SUPPLIED MATERIAL:
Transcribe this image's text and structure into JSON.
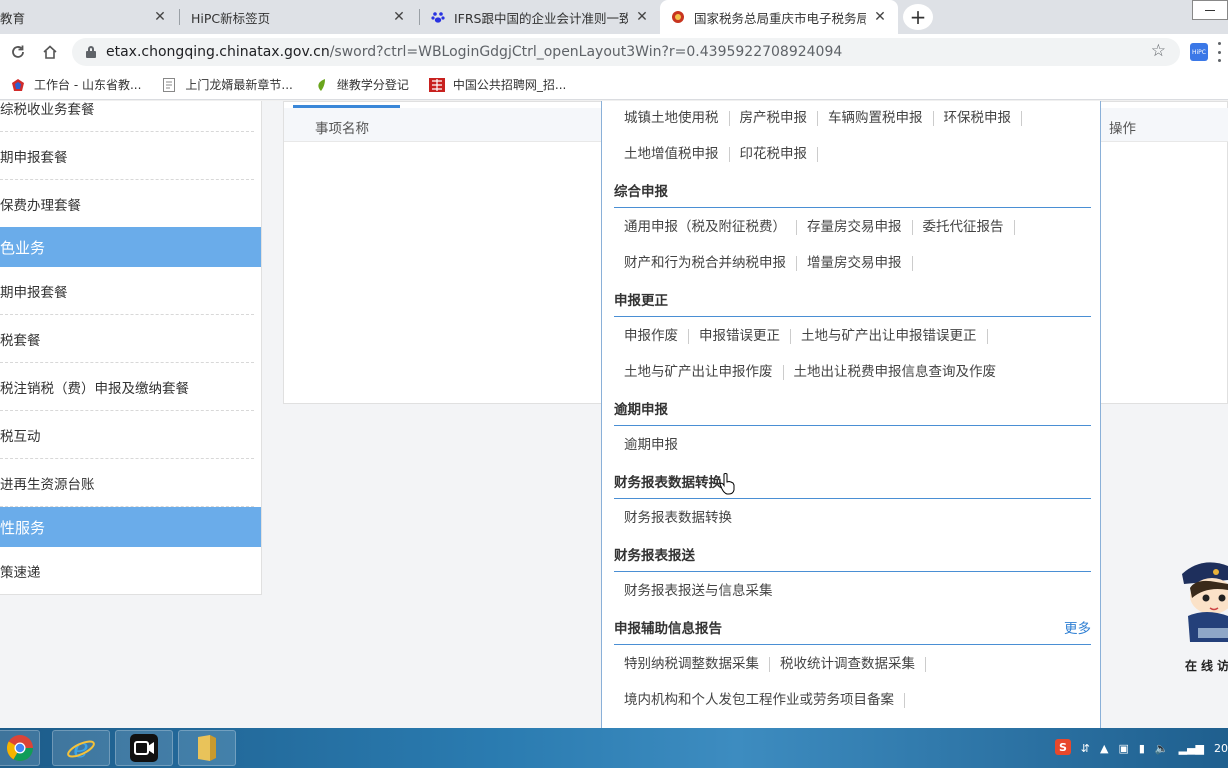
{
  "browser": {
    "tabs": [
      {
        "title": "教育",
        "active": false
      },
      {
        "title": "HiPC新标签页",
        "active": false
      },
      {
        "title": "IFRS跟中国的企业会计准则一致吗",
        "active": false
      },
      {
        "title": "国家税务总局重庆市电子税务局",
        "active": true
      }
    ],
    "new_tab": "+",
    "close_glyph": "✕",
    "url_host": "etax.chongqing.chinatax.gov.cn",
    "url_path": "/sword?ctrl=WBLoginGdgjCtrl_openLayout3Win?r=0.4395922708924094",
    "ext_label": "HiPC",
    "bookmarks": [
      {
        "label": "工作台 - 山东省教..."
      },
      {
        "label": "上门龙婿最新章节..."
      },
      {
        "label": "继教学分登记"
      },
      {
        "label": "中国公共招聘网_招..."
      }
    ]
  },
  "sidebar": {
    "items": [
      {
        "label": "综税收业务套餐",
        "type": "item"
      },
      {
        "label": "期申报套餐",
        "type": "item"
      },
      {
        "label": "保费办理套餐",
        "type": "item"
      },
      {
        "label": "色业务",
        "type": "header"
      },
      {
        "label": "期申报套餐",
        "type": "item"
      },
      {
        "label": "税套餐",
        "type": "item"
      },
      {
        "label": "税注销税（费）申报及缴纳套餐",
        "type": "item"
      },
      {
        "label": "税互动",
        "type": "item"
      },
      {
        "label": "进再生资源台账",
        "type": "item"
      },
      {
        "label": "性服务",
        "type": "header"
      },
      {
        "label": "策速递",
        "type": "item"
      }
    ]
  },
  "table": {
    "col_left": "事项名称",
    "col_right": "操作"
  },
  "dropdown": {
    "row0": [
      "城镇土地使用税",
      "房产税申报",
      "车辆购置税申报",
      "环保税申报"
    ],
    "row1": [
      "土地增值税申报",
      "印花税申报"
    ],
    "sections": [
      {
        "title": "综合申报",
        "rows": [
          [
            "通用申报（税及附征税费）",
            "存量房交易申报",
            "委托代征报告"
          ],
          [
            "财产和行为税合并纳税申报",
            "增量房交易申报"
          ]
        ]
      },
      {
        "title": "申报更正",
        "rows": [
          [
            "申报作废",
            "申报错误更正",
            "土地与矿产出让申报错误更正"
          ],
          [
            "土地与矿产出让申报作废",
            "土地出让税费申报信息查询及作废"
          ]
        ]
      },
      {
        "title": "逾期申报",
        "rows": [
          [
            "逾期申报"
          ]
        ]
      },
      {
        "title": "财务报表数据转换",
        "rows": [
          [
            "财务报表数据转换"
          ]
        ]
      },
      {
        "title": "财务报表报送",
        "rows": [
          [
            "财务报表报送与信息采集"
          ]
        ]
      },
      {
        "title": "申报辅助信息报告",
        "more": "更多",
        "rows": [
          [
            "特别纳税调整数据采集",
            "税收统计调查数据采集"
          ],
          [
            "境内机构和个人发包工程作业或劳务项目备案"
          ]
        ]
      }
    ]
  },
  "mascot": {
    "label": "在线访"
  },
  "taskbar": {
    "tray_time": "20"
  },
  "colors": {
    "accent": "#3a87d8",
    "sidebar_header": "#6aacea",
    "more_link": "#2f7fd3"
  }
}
==
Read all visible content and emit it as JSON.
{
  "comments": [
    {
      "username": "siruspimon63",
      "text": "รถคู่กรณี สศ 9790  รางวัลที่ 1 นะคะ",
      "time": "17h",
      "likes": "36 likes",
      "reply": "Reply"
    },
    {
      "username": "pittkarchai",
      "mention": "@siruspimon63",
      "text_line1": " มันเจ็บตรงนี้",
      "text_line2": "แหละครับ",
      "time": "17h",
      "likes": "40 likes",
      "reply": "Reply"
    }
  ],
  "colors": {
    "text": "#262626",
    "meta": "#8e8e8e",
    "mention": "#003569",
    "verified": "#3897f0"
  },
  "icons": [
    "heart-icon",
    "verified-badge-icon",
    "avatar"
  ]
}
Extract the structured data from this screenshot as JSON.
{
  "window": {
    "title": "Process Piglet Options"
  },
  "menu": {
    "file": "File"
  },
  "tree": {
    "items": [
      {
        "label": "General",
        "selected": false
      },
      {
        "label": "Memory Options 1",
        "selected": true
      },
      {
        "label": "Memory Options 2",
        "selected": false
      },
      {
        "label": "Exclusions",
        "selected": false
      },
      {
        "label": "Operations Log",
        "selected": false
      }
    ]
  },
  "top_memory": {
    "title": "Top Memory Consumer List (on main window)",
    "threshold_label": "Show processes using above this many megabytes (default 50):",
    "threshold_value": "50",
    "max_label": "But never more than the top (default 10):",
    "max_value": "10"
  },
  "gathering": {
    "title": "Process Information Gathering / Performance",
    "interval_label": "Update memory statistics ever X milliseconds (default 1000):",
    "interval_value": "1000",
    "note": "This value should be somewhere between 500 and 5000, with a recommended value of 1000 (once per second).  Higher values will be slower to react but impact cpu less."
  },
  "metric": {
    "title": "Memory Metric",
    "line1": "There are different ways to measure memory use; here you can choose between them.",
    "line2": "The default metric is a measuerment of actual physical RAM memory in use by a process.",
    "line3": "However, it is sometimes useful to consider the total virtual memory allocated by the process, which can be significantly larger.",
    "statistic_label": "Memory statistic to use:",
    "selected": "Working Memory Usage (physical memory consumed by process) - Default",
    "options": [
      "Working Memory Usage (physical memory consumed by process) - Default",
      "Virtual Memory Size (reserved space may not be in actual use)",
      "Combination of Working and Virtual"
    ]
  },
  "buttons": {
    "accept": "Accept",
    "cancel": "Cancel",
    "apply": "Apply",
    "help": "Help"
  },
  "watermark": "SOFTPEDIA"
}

PROMPT: Each line that contains the word "JSON" counts toward the total; give only that total.

OUTPUT OF THE TASK: 3